→ **PROBLEM**: Extract the full set of records, then give each one again exactly.
%%
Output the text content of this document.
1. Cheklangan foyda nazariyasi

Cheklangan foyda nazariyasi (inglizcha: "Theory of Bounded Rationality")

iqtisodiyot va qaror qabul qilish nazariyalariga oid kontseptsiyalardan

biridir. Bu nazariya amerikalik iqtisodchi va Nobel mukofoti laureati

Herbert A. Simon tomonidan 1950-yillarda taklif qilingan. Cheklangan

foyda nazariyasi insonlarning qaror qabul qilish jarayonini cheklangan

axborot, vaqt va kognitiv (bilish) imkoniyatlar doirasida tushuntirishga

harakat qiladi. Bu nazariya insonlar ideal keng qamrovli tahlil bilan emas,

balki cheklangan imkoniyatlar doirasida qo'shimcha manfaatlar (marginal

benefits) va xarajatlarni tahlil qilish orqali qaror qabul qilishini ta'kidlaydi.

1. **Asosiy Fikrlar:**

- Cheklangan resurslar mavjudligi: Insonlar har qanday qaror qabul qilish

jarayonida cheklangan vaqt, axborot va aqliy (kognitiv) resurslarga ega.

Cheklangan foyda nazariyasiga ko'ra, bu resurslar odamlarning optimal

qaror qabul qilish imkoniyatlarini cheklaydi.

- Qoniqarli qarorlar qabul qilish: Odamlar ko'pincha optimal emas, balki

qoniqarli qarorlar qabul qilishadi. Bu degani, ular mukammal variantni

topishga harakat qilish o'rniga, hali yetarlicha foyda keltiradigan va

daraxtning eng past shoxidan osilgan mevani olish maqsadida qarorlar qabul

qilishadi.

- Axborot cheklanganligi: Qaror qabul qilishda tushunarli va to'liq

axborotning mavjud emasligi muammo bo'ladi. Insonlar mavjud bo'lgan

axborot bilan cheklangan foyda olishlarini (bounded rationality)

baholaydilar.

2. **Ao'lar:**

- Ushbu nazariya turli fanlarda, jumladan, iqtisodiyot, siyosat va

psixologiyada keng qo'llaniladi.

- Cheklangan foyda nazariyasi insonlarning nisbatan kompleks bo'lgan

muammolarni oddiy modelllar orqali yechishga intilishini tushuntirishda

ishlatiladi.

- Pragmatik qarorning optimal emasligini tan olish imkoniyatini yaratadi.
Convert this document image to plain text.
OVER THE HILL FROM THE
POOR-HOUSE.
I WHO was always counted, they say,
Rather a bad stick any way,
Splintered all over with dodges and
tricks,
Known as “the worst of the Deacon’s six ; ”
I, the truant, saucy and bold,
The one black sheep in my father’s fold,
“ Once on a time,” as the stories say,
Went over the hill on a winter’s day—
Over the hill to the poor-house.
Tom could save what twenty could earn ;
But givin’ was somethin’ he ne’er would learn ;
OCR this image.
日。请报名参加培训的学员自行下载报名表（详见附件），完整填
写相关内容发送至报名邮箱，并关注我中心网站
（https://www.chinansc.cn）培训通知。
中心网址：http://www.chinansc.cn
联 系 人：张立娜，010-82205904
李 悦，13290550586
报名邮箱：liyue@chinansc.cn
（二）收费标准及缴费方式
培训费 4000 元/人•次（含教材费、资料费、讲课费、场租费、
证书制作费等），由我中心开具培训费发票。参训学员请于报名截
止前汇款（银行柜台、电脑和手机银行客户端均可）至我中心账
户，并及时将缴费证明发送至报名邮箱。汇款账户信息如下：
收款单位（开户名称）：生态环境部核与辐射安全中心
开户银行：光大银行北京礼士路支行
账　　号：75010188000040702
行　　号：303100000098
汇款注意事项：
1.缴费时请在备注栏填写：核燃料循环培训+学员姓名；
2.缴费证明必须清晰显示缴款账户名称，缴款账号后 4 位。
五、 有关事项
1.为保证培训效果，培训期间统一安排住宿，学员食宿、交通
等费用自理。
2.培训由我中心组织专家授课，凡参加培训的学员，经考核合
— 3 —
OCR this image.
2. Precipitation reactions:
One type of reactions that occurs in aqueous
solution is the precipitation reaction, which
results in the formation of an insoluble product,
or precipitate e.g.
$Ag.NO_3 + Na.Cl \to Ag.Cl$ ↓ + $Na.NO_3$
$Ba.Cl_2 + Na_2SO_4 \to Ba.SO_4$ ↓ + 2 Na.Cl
%%
→ **TASK SOLUTION**:
Output the text content of this document.
1. Cheklangan foyda nazariyasi

Cheklangan foyda nazariyasi (inglizcha: "Theory of Bounded Rationality")

iqtisodiyot va qaror qabul qilish nazariyalariga oid kontseptsiyalardan

biridir. Bu nazariya amerikalik iqtisodchi va Nobel mukofoti laureati

Herbert A. Simon tomonidan 1950-yillarda taklif qilingan. Cheklangan

foyda nazariyasi insonlarning qaror qabul qilish jarayonini cheklangan

axborot, vaqt va kognitiv (bilish) imkoniyatlar doirasida tushuntirishga

harakat qiladi. Bu nazariya insonlar ideal keng qamrovli tahlil bilan emas,

balki cheklangan imkoniyatlar doirasida qo'shimcha manfaatlar (marginal

benefits) va xarajatlarni tahlil qilish orqali qaror qabul qilishini ta'kidlaydi.

1. **Asosiy Fikrlar:**

- Cheklangan resurslar mavjudligi: Insonlar har qanday qaror qabul qilish

jarayonida cheklangan vaqt, axborot va aqliy (kognitiv) resurslarga ega.

Cheklangan foyda nazariyasiga ko'ra, bu resurslar odamlarning optimal

qaror qabul qilish imkoniyatlarini cheklaydi.

- Qoniqarli qarorlar qabul qilish: Odamlar ko'pincha optimal emas, balki

qoniqarli qarorlar qabul qilishadi. Bu degani, ular mukammal variantni

topishga harakat qilish o'rniga, hali yetarlicha foyda keltiradigan va

daraxtning eng past shoxidan osilgan mevani olish maqsadida qarorlar qabul

qilishadi.

- Axborot cheklanganligi: Qaror qabul qilishda tushunarli va to'liq

axborotning mavjud emasligi muammo bo'ladi. Insonlar mavjud bo'lgan

axborot bilan cheklangan foyda olishlarini (bounded rationality)

baholaydilar.

2. **Ao'lar:**

- Ushbu nazariya turli fanlarda, jumladan, iqtisodiyot, siyosat va

psixologiyada keng qo'llaniladi.

- Cheklangan foyda nazariyasi insonlarning nisbatan kompleks bo'lgan

muammolarni oddiy modelllar orqali yechishga intilishini tushuntirishda

ishlatiladi.

- Pragmatik qarorning optimal emasligini tan olish imkoniyatini yaratadi.
Convert this document image to plain text.
OVER THE HILL FROM THE
POOR-HOUSE.
I WHO was always counted, they say,
Rather a bad stick any way,
Splintered all over with dodges and
tricks,
Known as “the worst of the Deacon’s six ; ”
I, the truant, saucy and bold,
The one black sheep in my father’s fold,
“ Once on a time,” as the stories say,
Went over the hill on a winter’s day—
Over the hill to the poor-house.
Tom could save what twenty could earn ;
But givin’ was somethin’ he ne’er would learn ;
OCR this image.
日。请报名参加培训的学员自行下载报名表（详见附件），完整填
写相关内容发送至报名邮箱，并关注我中心网站
（https://www.chinansc.cn）培训通知。
中心网址：http://www.chinansc.cn
联 系 人：张立娜，010-82205904
李 悦，13290550586
报名邮箱：liyue@chinansc.cn
（二）收费标准及缴费方式
培训费 4000 元/人•次（含教材费、资料费、讲课费、场租费、
证书制作费等），由我中心开具培训费发票。参训学员请于报名截
止前汇款（银行柜台、电脑和手机银行客户端均可）至我中心账
户，并及时将缴费证明发送至报名邮箱。汇款账户信息如下：
收款单位（开户名称）：生态环境部核与辐射安全中心
开户银行：光大银行北京礼士路支行
账　　号：75010188000040702
行　　号：303100000098
汇款注意事项：
1.缴费时请在备注栏填写：核燃料循环培训+学员姓名；
2.缴费证明必须清晰显示缴款账户名称，缴款账号后 4 位。
五、 有关事项
1.为保证培训效果，培训期间统一安排住宿，学员食宿、交通
等费用自理。
2.培训由我中心组织专家授课，凡参加培训的学员，经考核合
— 3 —
OCR this image.
2. Precipitation reactions:
One type of reactions that occurs in aqueous
solution is the precipitation reaction, which
results in the formation of an insoluble product,
or precipitate e.g.
$Ag.NO_3 + Na.Cl \to Ag.Cl$ ↓ + $Na.NO_3$
$Ba.Cl_2 + Na_2SO_4 \to Ba.SO_4$ ↓ + 2 Na.Cl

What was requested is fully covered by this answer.